── INFORMATION SHOWN

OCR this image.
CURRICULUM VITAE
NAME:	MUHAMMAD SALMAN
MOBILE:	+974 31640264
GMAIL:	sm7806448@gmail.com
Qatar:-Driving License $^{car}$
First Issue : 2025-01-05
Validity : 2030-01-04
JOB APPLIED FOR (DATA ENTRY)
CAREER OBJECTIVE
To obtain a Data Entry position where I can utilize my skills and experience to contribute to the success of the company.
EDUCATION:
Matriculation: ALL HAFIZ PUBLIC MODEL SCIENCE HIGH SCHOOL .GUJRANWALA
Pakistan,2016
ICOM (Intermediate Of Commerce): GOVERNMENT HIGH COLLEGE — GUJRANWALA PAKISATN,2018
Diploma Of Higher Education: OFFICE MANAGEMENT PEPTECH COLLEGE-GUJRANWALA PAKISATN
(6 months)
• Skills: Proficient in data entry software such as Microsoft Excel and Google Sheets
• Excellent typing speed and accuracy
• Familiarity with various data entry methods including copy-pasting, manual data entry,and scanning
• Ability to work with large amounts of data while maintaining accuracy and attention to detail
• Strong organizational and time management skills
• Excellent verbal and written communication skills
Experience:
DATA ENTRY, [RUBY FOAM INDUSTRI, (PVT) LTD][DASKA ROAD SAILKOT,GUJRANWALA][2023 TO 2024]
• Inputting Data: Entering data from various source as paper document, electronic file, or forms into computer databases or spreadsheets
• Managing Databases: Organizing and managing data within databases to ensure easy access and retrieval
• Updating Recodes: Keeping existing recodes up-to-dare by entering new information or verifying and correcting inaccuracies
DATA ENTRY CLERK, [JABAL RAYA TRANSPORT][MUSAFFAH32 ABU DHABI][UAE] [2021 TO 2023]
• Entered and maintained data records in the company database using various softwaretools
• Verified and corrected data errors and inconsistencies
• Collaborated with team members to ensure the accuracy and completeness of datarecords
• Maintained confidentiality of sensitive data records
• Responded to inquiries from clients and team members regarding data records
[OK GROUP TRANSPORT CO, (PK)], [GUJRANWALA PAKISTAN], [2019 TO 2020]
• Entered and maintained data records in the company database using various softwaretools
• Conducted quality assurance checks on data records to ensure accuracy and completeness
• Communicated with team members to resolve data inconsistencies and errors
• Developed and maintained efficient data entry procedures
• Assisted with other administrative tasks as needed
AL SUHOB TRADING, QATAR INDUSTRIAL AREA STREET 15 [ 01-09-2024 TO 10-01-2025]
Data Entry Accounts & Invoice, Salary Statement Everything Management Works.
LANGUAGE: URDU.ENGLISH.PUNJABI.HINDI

────

[TASK OBJECTIVE]: Retype all of the data shown above, word for word.

[ANSWER TO THIS EXERCISE]:
OCR this image.
CURRICULUM VITAE
NAME:	MUHAMMAD SALMAN
MOBILE:	+974 31640264
GMAIL:	sm7806448@gmail.com
Qatar:-Driving License $^{car}$
First Issue : 2025-01-05
Validity : 2030-01-04
JOB APPLIED FOR (DATA ENTRY)
CAREER OBJECTIVE
To obtain a Data Entry position where I can utilize my skills and experience to contribute to the success of the company.
EDUCATION:
Matriculation: ALL HAFIZ PUBLIC MODEL SCIENCE HIGH SCHOOL .GUJRANWALA
Pakistan,2016
ICOM (Intermediate Of Commerce): GOVERNMENT HIGH COLLEGE — GUJRANWALA PAKISATN,2018
Diploma Of Higher Education: OFFICE MANAGEMENT PEPTECH COLLEGE-GUJRANWALA PAKISATN
(6 months)
• Skills: Proficient in data entry software such as Microsoft Excel and Google Sheets
• Excellent typing speed and accuracy
• Familiarity with various data entry methods including copy-pasting, manual data entry,and scanning
• Ability to work with large amounts of data while maintaining accuracy and attention to detail
• Strong organizational and time management skills
• Excellent verbal and written communication skills
Experience:
DATA ENTRY, [RUBY FOAM INDUSTRI, (PVT) LTD][DASKA ROAD SAILKOT,GUJRANWALA][2023 TO 2024]
• Inputting Data: Entering data from various source as paper document, electronic file, or forms into computer databases or spreadsheets
• Managing Databases: Organizing and managing data within databases to ensure easy access and retrieval
• Updating Recodes: Keeping existing recodes up-to-dare by entering new information or verifying and correcting inaccuracies
DATA ENTRY CLERK, [JABAL RAYA TRANSPORT][MUSAFFAH32 ABU DHABI][UAE] [2021 TO 2023]
• Entered and maintained data records in the company database using various softwaretools
• Verified and corrected data errors and inconsistencies
• Collaborated with team members to ensure the accuracy and completeness of datarecords
• Maintained confidentiality of sensitive data records
• Responded to inquiries from clients and team members regarding data records
[OK GROUP TRANSPORT CO, (PK)], [GUJRANWALA PAKISTAN], [2019 TO 2020]
• Entered and maintained data records in the company database using various softwaretools
• Conducted quality assurance checks on data records to ensure accuracy and completeness
• Communicated with team members to resolve data inconsistencies and errors
• Developed and maintained efficient data entry procedures
• Assisted with other administrative tasks as needed
AL SUHOB TRADING, QATAR INDUSTRIAL AREA STREET 15 [ 01-09-2024 TO 10-01-2025]
Data Entry Accounts & Invoice, Salary Statement Everything Management Works.
LANGUAGE: URDU.ENGLISH.PUNJABI.HINDI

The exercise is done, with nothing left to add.